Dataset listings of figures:

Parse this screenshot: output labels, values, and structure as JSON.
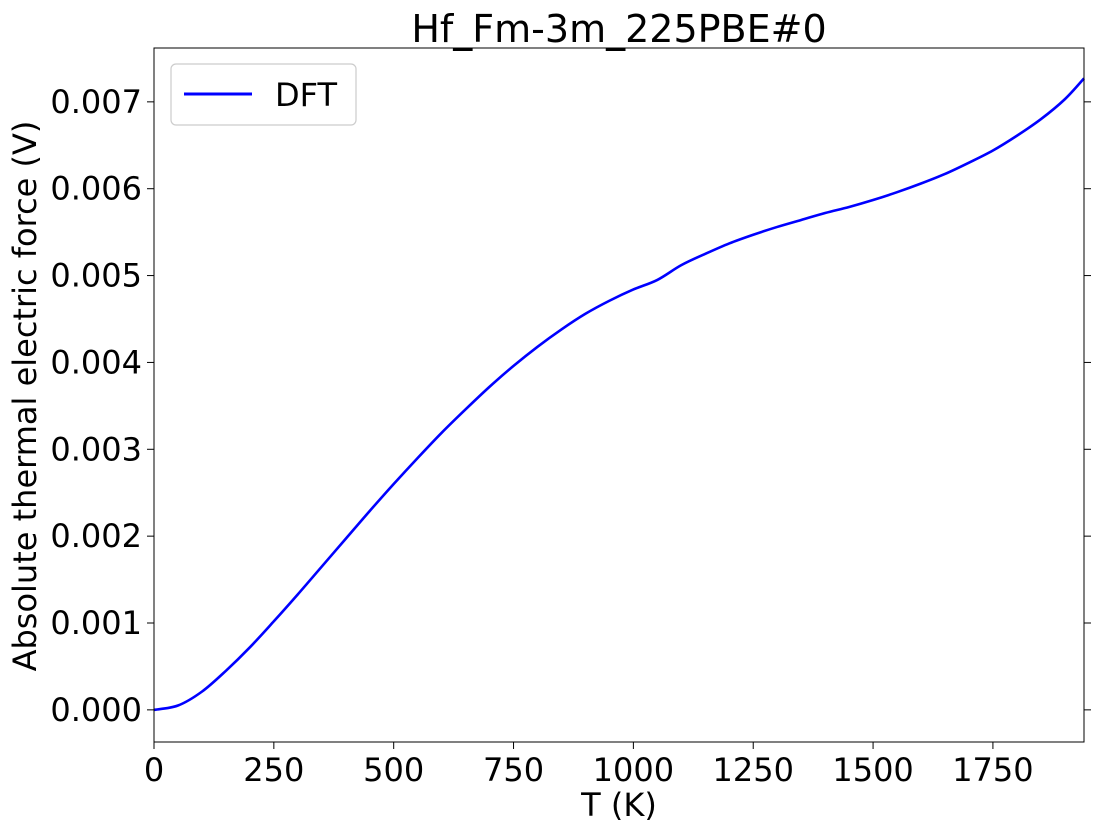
{
  "chart_data": {
    "type": "line",
    "title": "Hf_Fm-3m_225PBE#0",
    "xlabel": "T (K)",
    "ylabel": "Absolute thermal electric force (V)",
    "xlim": [
      0,
      1940
    ],
    "ylim": [
      -0.00037,
      0.00762
    ],
    "xticks": [
      0,
      250,
      500,
      750,
      1000,
      1250,
      1500,
      1750
    ],
    "xtick_labels": [
      "0",
      "250",
      "500",
      "750",
      "1000",
      "1250",
      "1500",
      "1750"
    ],
    "yticks": [
      0.0,
      0.001,
      0.002,
      0.003,
      0.004,
      0.005,
      0.006,
      0.007
    ],
    "ytick_labels": [
      "0.000",
      "0.001",
      "0.002",
      "0.003",
      "0.004",
      "0.005",
      "0.006",
      "0.007"
    ],
    "grid": false,
    "legend_position": "top-left",
    "series": [
      {
        "name": "DFT",
        "color": "#0000ff",
        "x": [
          0,
          50,
          100,
          150,
          200,
          250,
          300,
          350,
          400,
          450,
          500,
          550,
          600,
          650,
          700,
          750,
          800,
          850,
          900,
          950,
          1000,
          1050,
          1100,
          1150,
          1200,
          1250,
          1300,
          1350,
          1400,
          1450,
          1500,
          1550,
          1600,
          1650,
          1700,
          1750,
          1800,
          1850,
          1900,
          1940
        ],
        "y": [
          0.0,
          5e-05,
          0.00021,
          0.00045,
          0.00072,
          0.00102,
          0.00133,
          0.00165,
          0.00197,
          0.00229,
          0.0026,
          0.0029,
          0.00319,
          0.00346,
          0.00372,
          0.00396,
          0.00418,
          0.00438,
          0.00456,
          0.00471,
          0.00484,
          0.00495,
          0.00512,
          0.00525,
          0.00537,
          0.00547,
          0.00556,
          0.00564,
          0.00572,
          0.00579,
          0.00587,
          0.00596,
          0.00606,
          0.00617,
          0.0063,
          0.00644,
          0.00661,
          0.0068,
          0.00703,
          0.00727
        ]
      }
    ]
  }
}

WHAT TO PRODUCE:
All of the material above needs to be restated exactly, with no pictures.

ANSWER TO THE PROBLEM:
Parse this screenshot: output labels, values, and structure as JSON.
{
  "chart_data": {
    "type": "line",
    "title": "Hf_Fm-3m_225PBE#0",
    "xlabel": "T (K)",
    "ylabel": "Absolute thermal electric force (V)",
    "xlim": [
      0,
      1940
    ],
    "ylim": [
      -0.00037,
      0.00762
    ],
    "xticks": [
      0,
      250,
      500,
      750,
      1000,
      1250,
      1500,
      1750
    ],
    "xtick_labels": [
      "0",
      "250",
      "500",
      "750",
      "1000",
      "1250",
      "1500",
      "1750"
    ],
    "yticks": [
      0.0,
      0.001,
      0.002,
      0.003,
      0.004,
      0.005,
      0.006,
      0.007
    ],
    "ytick_labels": [
      "0.000",
      "0.001",
      "0.002",
      "0.003",
      "0.004",
      "0.005",
      "0.006",
      "0.007"
    ],
    "grid": false,
    "legend_position": "top-left",
    "series": [
      {
        "name": "DFT",
        "color": "#0000ff",
        "x": [
          0,
          50,
          100,
          150,
          200,
          250,
          300,
          350,
          400,
          450,
          500,
          550,
          600,
          650,
          700,
          750,
          800,
          850,
          900,
          950,
          1000,
          1050,
          1100,
          1150,
          1200,
          1250,
          1300,
          1350,
          1400,
          1450,
          1500,
          1550,
          1600,
          1650,
          1700,
          1750,
          1800,
          1850,
          1900,
          1940
        ],
        "y": [
          0.0,
          5e-05,
          0.00021,
          0.00045,
          0.00072,
          0.00102,
          0.00133,
          0.00165,
          0.00197,
          0.00229,
          0.0026,
          0.0029,
          0.00319,
          0.00346,
          0.00372,
          0.00396,
          0.00418,
          0.00438,
          0.00456,
          0.00471,
          0.00484,
          0.00495,
          0.00512,
          0.00525,
          0.00537,
          0.00547,
          0.00556,
          0.00564,
          0.00572,
          0.00579,
          0.00587,
          0.00596,
          0.00606,
          0.00617,
          0.0063,
          0.00644,
          0.00661,
          0.0068,
          0.00703,
          0.00727
        ]
      }
    ]
  }
}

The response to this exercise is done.